Reproduce the full listing below unchanged, apart from the pictures.

......

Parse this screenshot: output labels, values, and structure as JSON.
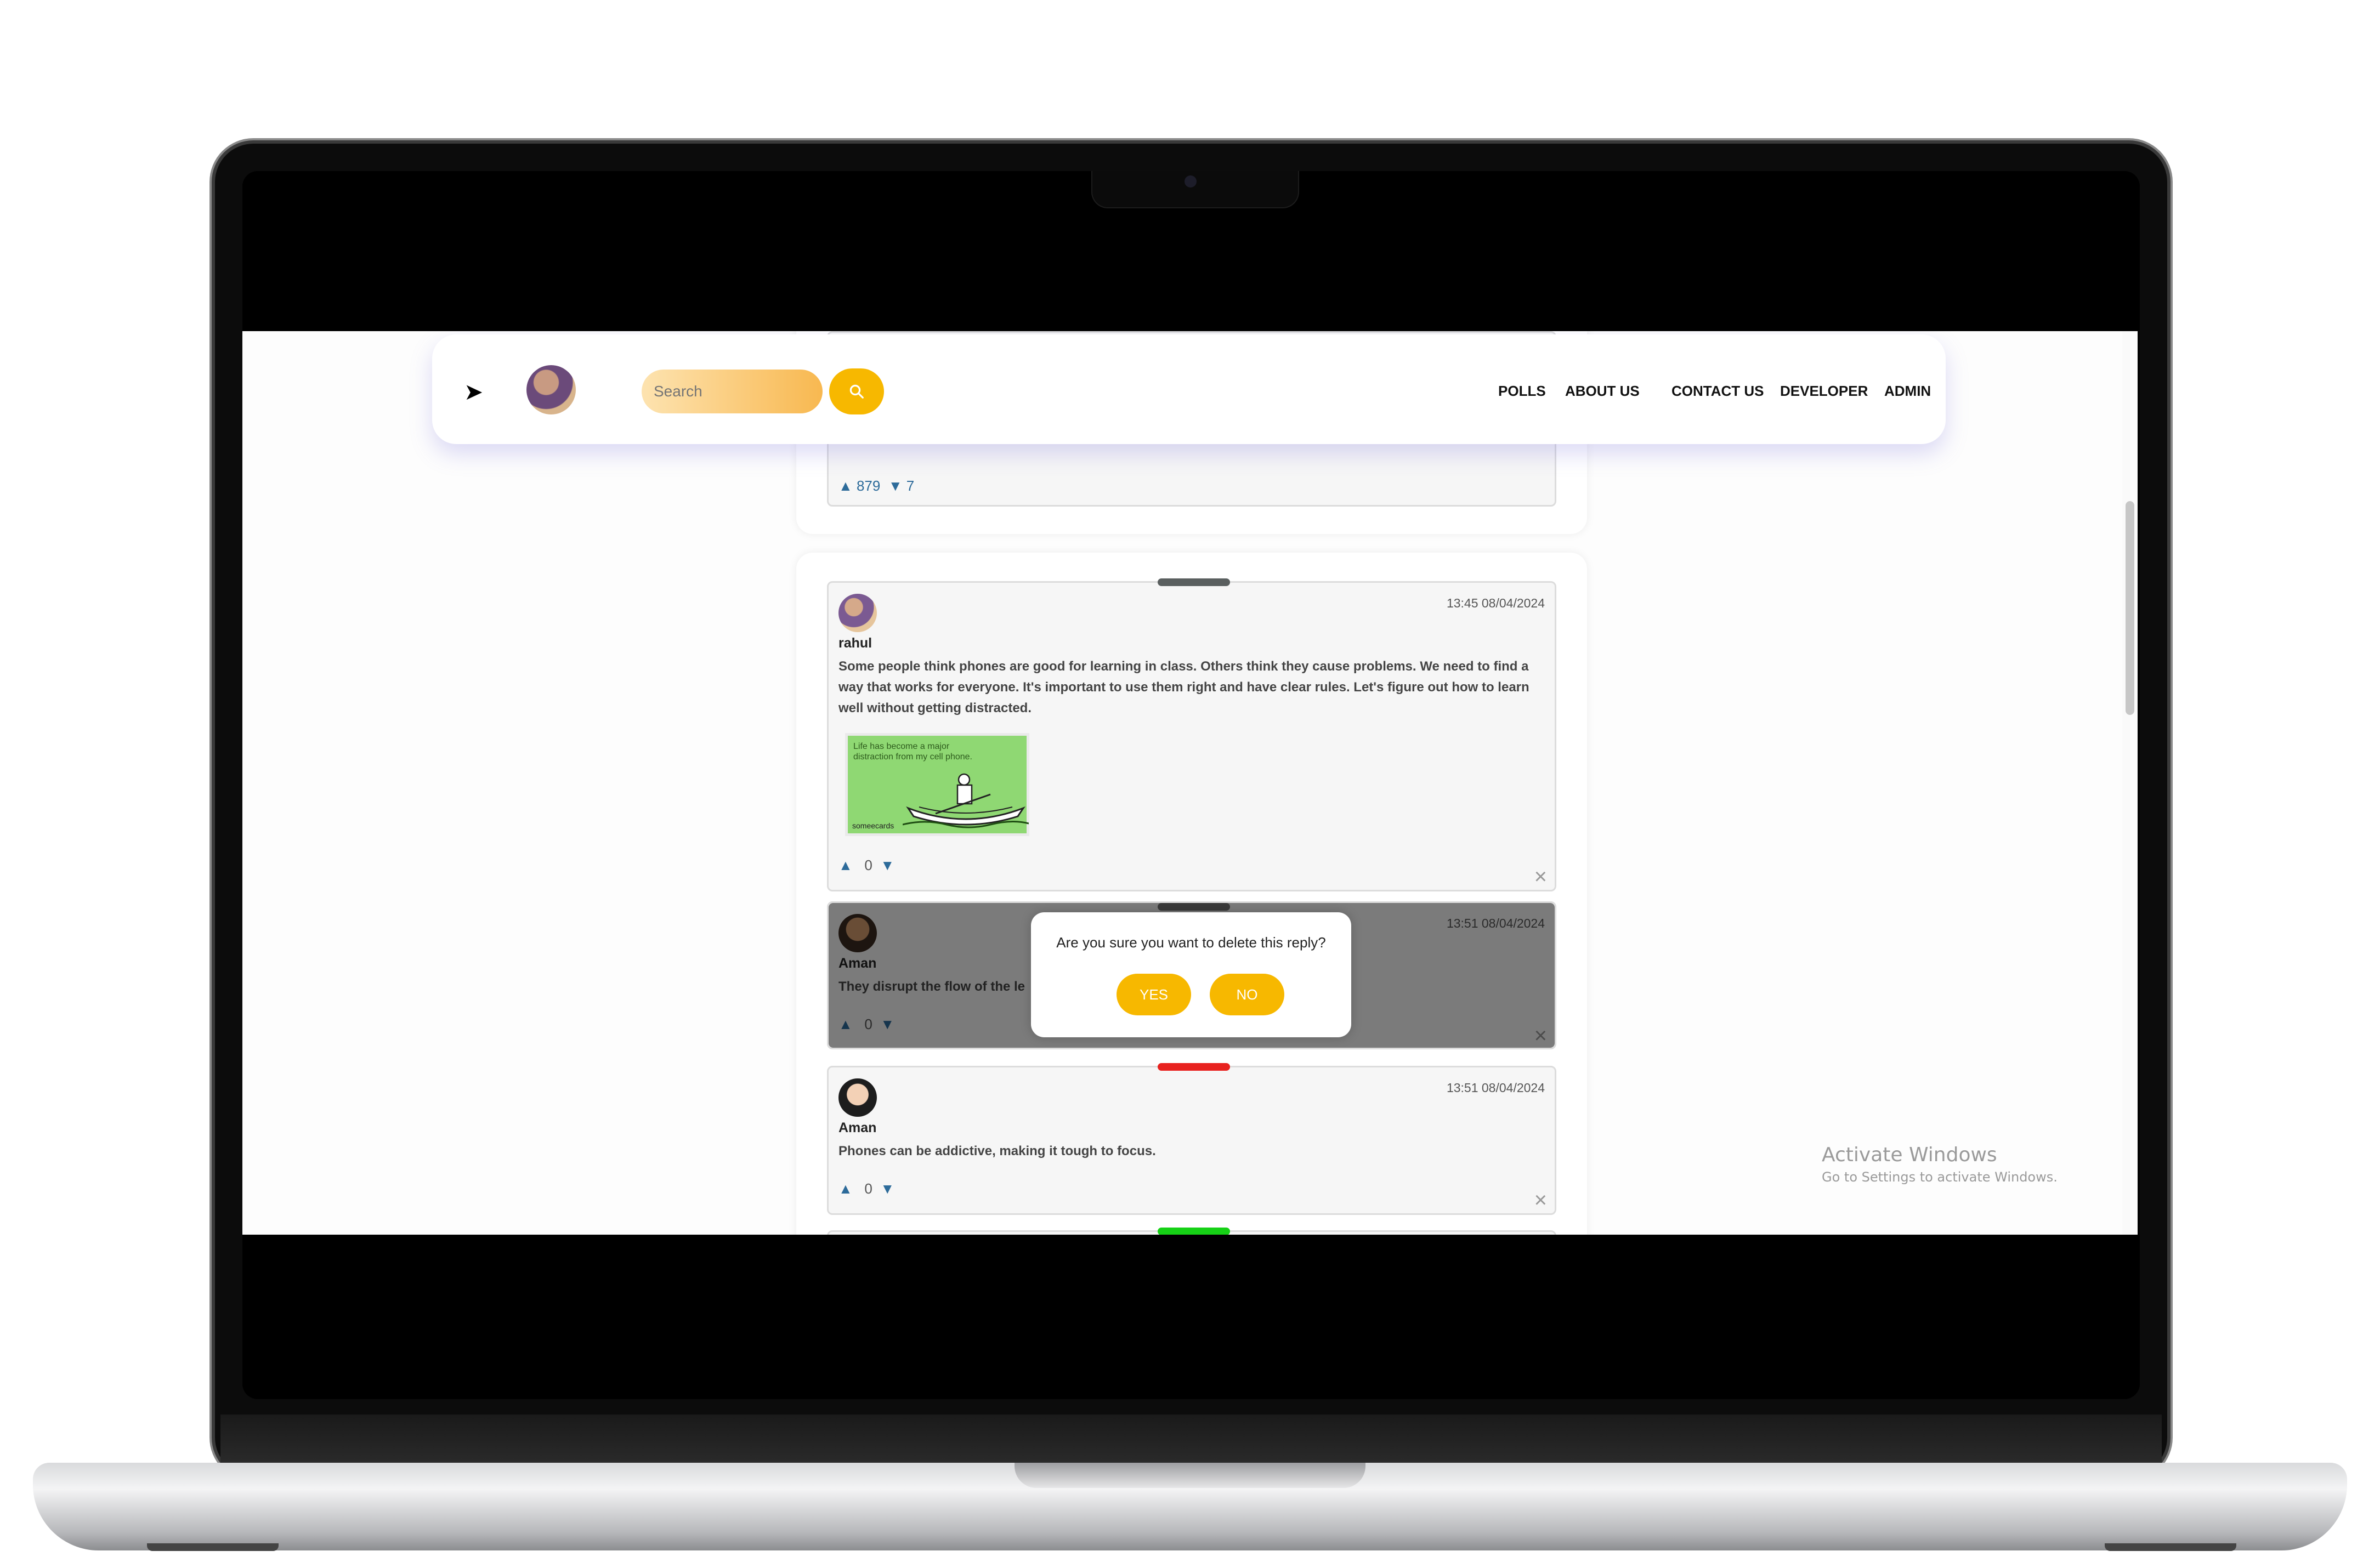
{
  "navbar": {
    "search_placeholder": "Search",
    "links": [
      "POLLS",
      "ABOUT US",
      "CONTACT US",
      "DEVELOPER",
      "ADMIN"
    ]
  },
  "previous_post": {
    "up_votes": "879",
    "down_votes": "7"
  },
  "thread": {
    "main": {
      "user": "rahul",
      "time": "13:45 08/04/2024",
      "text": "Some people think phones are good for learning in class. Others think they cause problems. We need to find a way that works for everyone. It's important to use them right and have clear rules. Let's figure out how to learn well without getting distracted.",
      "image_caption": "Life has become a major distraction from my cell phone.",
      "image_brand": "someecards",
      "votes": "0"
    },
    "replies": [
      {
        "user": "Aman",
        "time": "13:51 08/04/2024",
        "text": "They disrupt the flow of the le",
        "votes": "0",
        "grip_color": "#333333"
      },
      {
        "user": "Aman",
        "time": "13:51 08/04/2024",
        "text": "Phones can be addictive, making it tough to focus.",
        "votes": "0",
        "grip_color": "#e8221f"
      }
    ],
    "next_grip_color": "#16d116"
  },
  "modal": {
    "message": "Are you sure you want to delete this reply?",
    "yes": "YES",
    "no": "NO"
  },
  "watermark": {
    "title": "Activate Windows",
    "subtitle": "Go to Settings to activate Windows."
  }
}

......

**EXERCISE RESPONSE:**
Parse this screenshot: output labels, values, and structure as JSON.
{
  "navbar": {
    "search_placeholder": "Search",
    "links": [
      "POLLS",
      "ABOUT US",
      "CONTACT US",
      "DEVELOPER",
      "ADMIN"
    ]
  },
  "previous_post": {
    "up_votes": "879",
    "down_votes": "7"
  },
  "thread": {
    "main": {
      "user": "rahul",
      "time": "13:45 08/04/2024",
      "text": "Some people think phones are good for learning in class. Others think they cause problems. We need to find a way that works for everyone. It's important to use them right and have clear rules. Let's figure out how to learn well without getting distracted.",
      "image_caption": "Life has become a major distraction from my cell phone.",
      "image_brand": "someecards",
      "votes": "0"
    },
    "replies": [
      {
        "user": "Aman",
        "time": "13:51 08/04/2024",
        "text": "They disrupt the flow of the le",
        "votes": "0",
        "grip_color": "#333333"
      },
      {
        "user": "Aman",
        "time": "13:51 08/04/2024",
        "text": "Phones can be addictive, making it tough to focus.",
        "votes": "0",
        "grip_color": "#e8221f"
      }
    ],
    "next_grip_color": "#16d116"
  },
  "modal": {
    "message": "Are you sure you want to delete this reply?",
    "yes": "YES",
    "no": "NO"
  },
  "watermark": {
    "title": "Activate Windows",
    "subtitle": "Go to Settings to activate Windows."
  }
}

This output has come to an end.